Short task:
Print out every record exactly as it appears.

Data provided:
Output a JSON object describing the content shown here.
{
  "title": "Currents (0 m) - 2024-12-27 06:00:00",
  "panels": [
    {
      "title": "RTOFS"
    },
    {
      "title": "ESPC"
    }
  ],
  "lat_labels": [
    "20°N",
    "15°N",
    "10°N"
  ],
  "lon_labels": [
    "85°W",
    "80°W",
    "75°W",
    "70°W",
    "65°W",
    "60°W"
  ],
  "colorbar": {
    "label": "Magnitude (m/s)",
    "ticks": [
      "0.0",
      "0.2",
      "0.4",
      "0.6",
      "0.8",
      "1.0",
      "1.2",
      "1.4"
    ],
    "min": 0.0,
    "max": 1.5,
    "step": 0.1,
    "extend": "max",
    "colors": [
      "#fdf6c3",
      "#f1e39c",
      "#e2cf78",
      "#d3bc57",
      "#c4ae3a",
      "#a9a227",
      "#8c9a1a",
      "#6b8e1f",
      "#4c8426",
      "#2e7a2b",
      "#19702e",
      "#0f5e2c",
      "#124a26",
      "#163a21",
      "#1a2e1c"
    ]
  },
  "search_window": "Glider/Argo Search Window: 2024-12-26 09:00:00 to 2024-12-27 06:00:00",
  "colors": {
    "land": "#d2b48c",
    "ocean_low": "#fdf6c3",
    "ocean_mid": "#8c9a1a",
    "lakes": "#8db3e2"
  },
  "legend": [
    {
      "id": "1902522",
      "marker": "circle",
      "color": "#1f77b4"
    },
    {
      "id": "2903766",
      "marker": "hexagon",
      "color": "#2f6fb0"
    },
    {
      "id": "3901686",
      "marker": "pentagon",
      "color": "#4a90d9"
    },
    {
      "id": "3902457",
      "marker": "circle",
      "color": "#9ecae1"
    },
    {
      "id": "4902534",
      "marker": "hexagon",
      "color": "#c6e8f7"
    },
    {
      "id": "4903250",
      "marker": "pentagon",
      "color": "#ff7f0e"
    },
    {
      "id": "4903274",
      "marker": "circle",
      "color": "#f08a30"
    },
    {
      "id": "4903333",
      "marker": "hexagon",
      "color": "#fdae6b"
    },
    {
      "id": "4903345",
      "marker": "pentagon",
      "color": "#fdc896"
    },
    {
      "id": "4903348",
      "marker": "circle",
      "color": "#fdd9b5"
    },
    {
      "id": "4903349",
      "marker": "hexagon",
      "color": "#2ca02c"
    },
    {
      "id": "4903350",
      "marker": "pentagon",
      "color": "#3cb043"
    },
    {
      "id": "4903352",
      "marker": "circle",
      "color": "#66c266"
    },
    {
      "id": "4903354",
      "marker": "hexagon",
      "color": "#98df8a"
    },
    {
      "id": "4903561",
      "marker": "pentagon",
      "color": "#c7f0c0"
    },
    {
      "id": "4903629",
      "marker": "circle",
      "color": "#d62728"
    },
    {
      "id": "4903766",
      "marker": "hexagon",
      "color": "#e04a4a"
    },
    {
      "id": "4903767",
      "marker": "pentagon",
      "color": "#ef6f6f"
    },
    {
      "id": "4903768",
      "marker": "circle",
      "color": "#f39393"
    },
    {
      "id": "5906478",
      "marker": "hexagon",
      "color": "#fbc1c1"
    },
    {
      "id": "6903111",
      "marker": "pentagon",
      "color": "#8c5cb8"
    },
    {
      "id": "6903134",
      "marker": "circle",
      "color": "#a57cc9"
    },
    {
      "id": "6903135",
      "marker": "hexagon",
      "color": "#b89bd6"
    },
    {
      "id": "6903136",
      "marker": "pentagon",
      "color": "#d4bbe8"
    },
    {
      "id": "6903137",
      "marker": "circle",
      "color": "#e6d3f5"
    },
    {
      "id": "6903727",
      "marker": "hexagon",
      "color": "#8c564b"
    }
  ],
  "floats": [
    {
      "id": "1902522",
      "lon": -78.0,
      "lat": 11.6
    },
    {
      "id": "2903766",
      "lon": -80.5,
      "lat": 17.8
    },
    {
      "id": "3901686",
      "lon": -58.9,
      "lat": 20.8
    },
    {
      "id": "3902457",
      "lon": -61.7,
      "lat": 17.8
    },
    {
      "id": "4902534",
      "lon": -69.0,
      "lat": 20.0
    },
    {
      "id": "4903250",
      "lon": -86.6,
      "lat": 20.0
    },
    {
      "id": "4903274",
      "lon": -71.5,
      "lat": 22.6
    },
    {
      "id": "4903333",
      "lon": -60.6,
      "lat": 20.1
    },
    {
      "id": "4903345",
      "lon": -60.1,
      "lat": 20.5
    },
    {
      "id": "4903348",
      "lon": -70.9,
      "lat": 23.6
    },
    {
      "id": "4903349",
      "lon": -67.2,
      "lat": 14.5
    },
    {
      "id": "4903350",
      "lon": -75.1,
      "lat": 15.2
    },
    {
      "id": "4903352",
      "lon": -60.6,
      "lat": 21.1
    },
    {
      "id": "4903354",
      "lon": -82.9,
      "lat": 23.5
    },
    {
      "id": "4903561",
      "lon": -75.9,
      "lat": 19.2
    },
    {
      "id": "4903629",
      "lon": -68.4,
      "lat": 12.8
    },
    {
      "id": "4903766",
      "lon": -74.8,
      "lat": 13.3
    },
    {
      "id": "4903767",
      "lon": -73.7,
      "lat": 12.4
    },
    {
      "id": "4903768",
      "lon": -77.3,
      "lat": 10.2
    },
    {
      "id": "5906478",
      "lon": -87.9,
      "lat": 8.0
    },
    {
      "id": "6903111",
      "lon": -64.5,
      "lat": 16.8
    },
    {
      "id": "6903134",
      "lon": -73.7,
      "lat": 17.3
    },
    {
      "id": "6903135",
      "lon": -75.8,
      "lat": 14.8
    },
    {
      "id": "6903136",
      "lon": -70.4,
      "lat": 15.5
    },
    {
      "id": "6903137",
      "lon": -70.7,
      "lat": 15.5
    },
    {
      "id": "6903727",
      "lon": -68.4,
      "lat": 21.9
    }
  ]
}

Written solution:
Output a JSON object describing the content shown here.
{
  "title": "Currents (0 m) - 2024-12-27 06:00:00",
  "panels": [
    {
      "title": "RTOFS"
    },
    {
      "title": "ESPC"
    }
  ],
  "lat_labels": [
    "20°N",
    "15°N",
    "10°N"
  ],
  "lon_labels": [
    "85°W",
    "80°W",
    "75°W",
    "70°W",
    "65°W",
    "60°W"
  ],
  "colorbar": {
    "label": "Magnitude (m/s)",
    "ticks": [
      "0.0",
      "0.2",
      "0.4",
      "0.6",
      "0.8",
      "1.0",
      "1.2",
      "1.4"
    ],
    "min": 0.0,
    "max": 1.5,
    "step": 0.1,
    "extend": "max",
    "colors": [
      "#fdf6c3",
      "#f1e39c",
      "#e2cf78",
      "#d3bc57",
      "#c4ae3a",
      "#a9a227",
      "#8c9a1a",
      "#6b8e1f",
      "#4c8426",
      "#2e7a2b",
      "#19702e",
      "#0f5e2c",
      "#124a26",
      "#163a21",
      "#1a2e1c"
    ]
  },
  "search_window": "Glider/Argo Search Window: 2024-12-26 09:00:00 to 2024-12-27 06:00:00",
  "colors": {
    "land": "#d2b48c",
    "ocean_low": "#fdf6c3",
    "ocean_mid": "#8c9a1a",
    "lakes": "#8db3e2"
  },
  "legend": [
    {
      "id": "1902522",
      "marker": "circle",
      "color": "#1f77b4"
    },
    {
      "id": "2903766",
      "marker": "hexagon",
      "color": "#2f6fb0"
    },
    {
      "id": "3901686",
      "marker": "pentagon",
      "color": "#4a90d9"
    },
    {
      "id": "3902457",
      "marker": "circle",
      "color": "#9ecae1"
    },
    {
      "id": "4902534",
      "marker": "hexagon",
      "color": "#c6e8f7"
    },
    {
      "id": "4903250",
      "marker": "pentagon",
      "color": "#ff7f0e"
    },
    {
      "id": "4903274",
      "marker": "circle",
      "color": "#f08a30"
    },
    {
      "id": "4903333",
      "marker": "hexagon",
      "color": "#fdae6b"
    },
    {
      "id": "4903345",
      "marker": "pentagon",
      "color": "#fdc896"
    },
    {
      "id": "4903348",
      "marker": "circle",
      "color": "#fdd9b5"
    },
    {
      "id": "4903349",
      "marker": "hexagon",
      "color": "#2ca02c"
    },
    {
      "id": "4903350",
      "marker": "pentagon",
      "color": "#3cb043"
    },
    {
      "id": "4903352",
      "marker": "circle",
      "color": "#66c266"
    },
    {
      "id": "4903354",
      "marker": "hexagon",
      "color": "#98df8a"
    },
    {
      "id": "4903561",
      "marker": "pentagon",
      "color": "#c7f0c0"
    },
    {
      "id": "4903629",
      "marker": "circle",
      "color": "#d62728"
    },
    {
      "id": "4903766",
      "marker": "hexagon",
      "color": "#e04a4a"
    },
    {
      "id": "4903767",
      "marker": "pentagon",
      "color": "#ef6f6f"
    },
    {
      "id": "4903768",
      "marker": "circle",
      "color": "#f39393"
    },
    {
      "id": "5906478",
      "marker": "hexagon",
      "color": "#fbc1c1"
    },
    {
      "id": "6903111",
      "marker": "pentagon",
      "color": "#8c5cb8"
    },
    {
      "id": "6903134",
      "marker": "circle",
      "color": "#a57cc9"
    },
    {
      "id": "6903135",
      "marker": "hexagon",
      "color": "#b89bd6"
    },
    {
      "id": "6903136",
      "marker": "pentagon",
      "color": "#d4bbe8"
    },
    {
      "id": "6903137",
      "marker": "circle",
      "color": "#e6d3f5"
    },
    {
      "id": "6903727",
      "marker": "hexagon",
      "color": "#8c564b"
    }
  ],
  "floats": [
    {
      "id": "1902522",
      "lon": -78.0,
      "lat": 11.6
    },
    {
      "id": "2903766",
      "lon": -80.5,
      "lat": 17.8
    },
    {
      "id": "3901686",
      "lon": -58.9,
      "lat": 20.8
    },
    {
      "id": "3902457",
      "lon": -61.7,
      "lat": 17.8
    },
    {
      "id": "4902534",
      "lon": -69.0,
      "lat": 20.0
    },
    {
      "id": "4903250",
      "lon": -86.6,
      "lat": 20.0
    },
    {
      "id": "4903274",
      "lon": -71.5,
      "lat": 22.6
    },
    {
      "id": "4903333",
      "lon": -60.6,
      "lat": 20.1
    },
    {
      "id": "4903345",
      "lon": -60.1,
      "lat": 20.5
    },
    {
      "id": "4903348",
      "lon": -70.9,
      "lat": 23.6
    },
    {
      "id": "4903349",
      "lon": -67.2,
      "lat": 14.5
    },
    {
      "id": "4903350",
      "lon": -75.1,
      "lat": 15.2
    },
    {
      "id": "4903352",
      "lon": -60.6,
      "lat": 21.1
    },
    {
      "id": "4903354",
      "lon": -82.9,
      "lat": 23.5
    },
    {
      "id": "4903561",
      "lon": -75.9,
      "lat": 19.2
    },
    {
      "id": "4903629",
      "lon": -68.4,
      "lat": 12.8
    },
    {
      "id": "4903766",
      "lon": -74.8,
      "lat": 13.3
    },
    {
      "id": "4903767",
      "lon": -73.7,
      "lat": 12.4
    },
    {
      "id": "4903768",
      "lon": -77.3,
      "lat": 10.2
    },
    {
      "id": "5906478",
      "lon": -87.9,
      "lat": 8.0
    },
    {
      "id": "6903111",
      "lon": -64.5,
      "lat": 16.8
    },
    {
      "id": "6903134",
      "lon": -73.7,
      "lat": 17.3
    },
    {
      "id": "6903135",
      "lon": -75.8,
      "lat": 14.8
    },
    {
      "id": "6903136",
      "lon": -70.4,
      "lat": 15.5
    },
    {
      "id": "6903137",
      "lon": -70.7,
      "lat": 15.5
    },
    {
      "id": "6903727",
      "lon": -68.4,
      "lat": 21.9
    }
  ]
}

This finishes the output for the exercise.